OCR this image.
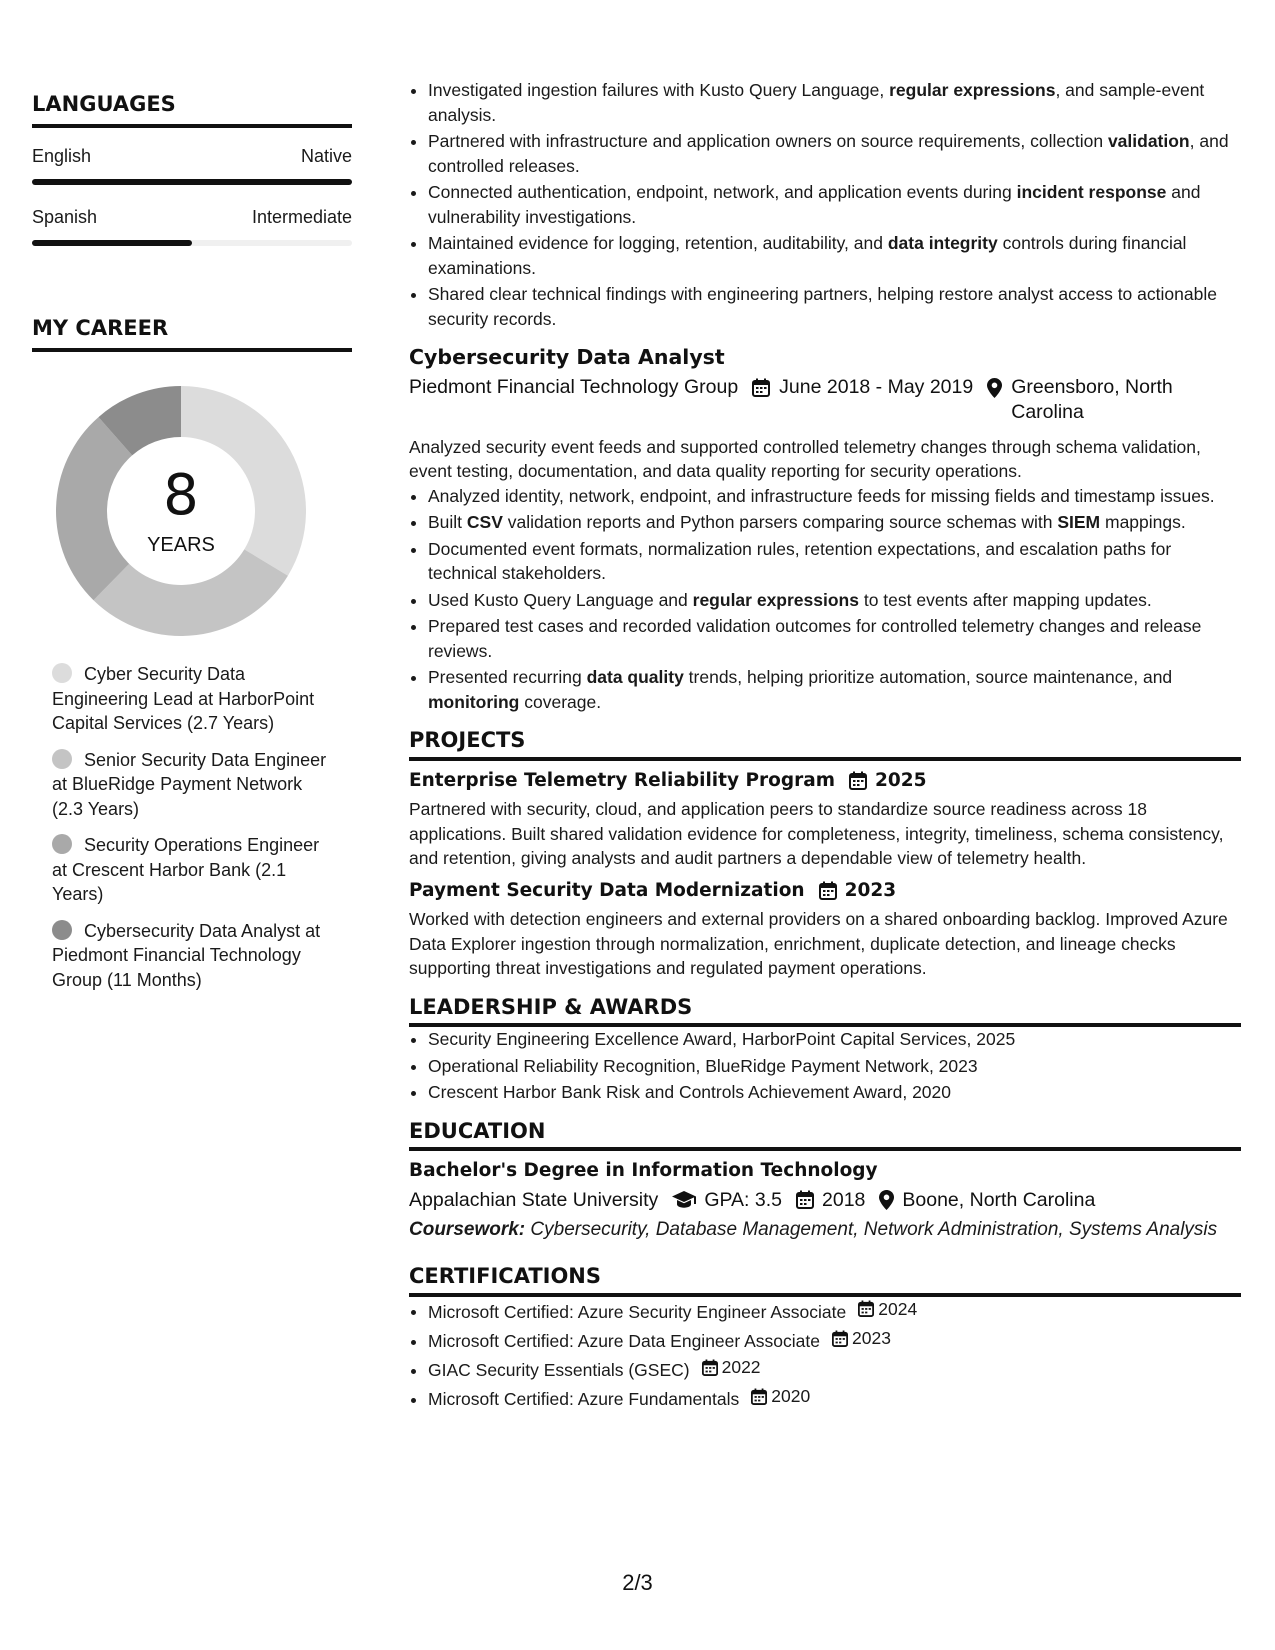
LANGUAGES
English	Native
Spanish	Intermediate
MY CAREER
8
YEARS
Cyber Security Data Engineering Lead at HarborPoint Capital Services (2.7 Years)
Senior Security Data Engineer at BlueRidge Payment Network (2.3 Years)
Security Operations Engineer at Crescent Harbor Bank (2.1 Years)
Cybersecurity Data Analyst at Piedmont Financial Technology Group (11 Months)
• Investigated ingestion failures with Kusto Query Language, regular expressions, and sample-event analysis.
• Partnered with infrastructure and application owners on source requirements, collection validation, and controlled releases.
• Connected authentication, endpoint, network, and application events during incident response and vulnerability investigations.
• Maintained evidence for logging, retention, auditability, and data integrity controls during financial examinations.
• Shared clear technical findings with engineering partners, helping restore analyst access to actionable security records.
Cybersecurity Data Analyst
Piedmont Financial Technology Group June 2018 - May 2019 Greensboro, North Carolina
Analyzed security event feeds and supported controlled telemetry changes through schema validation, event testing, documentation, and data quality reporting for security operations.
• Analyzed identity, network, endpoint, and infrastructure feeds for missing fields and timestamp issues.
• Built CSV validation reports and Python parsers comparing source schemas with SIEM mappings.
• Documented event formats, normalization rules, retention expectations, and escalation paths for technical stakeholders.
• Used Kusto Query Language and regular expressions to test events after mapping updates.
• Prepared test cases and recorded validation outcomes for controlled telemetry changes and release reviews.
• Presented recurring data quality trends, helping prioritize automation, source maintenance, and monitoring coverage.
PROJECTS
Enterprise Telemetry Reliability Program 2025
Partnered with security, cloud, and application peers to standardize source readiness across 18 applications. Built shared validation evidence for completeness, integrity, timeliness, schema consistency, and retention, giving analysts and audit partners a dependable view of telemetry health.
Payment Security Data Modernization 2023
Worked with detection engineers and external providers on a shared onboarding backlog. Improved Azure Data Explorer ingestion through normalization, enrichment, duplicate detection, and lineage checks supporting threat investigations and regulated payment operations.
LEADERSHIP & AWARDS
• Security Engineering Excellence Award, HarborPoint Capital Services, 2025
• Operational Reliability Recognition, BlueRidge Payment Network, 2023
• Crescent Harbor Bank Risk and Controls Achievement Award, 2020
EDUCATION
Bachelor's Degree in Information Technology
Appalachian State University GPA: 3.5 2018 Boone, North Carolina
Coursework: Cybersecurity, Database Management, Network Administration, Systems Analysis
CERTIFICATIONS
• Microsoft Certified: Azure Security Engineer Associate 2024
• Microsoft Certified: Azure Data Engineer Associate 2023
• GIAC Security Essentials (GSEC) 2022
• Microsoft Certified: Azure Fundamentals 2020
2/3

• • • •

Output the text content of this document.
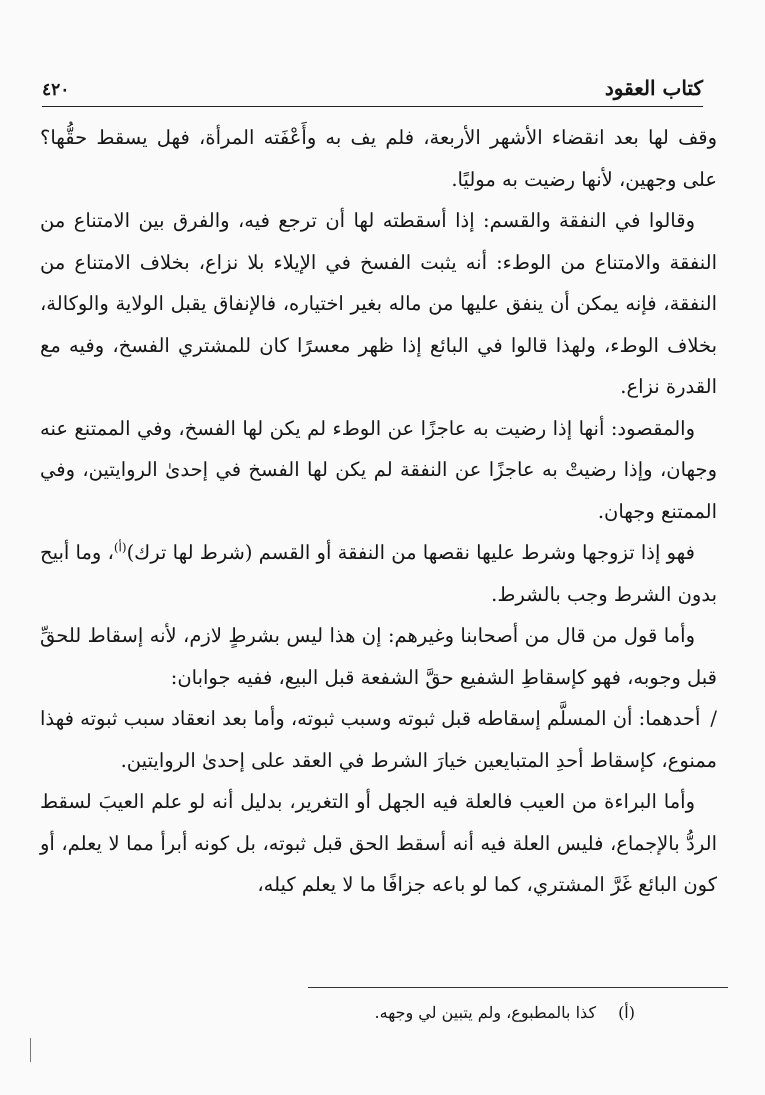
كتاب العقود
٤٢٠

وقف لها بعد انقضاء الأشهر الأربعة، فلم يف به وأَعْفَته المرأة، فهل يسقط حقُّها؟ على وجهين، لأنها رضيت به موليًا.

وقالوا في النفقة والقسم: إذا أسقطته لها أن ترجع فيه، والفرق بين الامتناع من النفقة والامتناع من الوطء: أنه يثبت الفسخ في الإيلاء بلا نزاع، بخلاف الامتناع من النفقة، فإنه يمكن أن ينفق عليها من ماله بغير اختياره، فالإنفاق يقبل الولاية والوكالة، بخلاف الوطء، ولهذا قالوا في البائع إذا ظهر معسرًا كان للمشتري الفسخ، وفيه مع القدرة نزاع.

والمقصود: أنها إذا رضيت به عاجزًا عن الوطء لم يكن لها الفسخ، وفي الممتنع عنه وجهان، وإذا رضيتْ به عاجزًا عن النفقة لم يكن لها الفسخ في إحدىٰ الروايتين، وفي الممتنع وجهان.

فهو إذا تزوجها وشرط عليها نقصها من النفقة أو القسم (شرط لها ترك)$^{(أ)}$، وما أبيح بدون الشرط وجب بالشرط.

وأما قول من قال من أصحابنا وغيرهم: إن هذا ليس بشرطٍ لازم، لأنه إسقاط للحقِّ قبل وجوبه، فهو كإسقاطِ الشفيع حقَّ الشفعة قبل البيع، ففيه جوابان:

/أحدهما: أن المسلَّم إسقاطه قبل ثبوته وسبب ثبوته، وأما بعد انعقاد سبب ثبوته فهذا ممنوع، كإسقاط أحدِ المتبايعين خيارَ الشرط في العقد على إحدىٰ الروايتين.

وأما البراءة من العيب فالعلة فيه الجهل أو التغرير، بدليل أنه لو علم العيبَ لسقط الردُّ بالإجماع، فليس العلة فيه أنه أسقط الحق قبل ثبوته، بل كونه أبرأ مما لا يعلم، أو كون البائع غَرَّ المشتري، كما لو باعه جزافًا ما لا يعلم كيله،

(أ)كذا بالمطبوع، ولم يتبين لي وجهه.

• • • •

- _AIM OF THE TASK_
Select the lines in this material that hold the word "Cybersecurity", leaving none out.

- _SOLUTION FOR THIS EXERCISE_
Cybersecurity Data Analyst at Piedmont Financial Technology Group (11 Months)
Cybersecurity Data Analyst
Coursework: Cybersecurity, Database Management, Network Administration, Systems Analysis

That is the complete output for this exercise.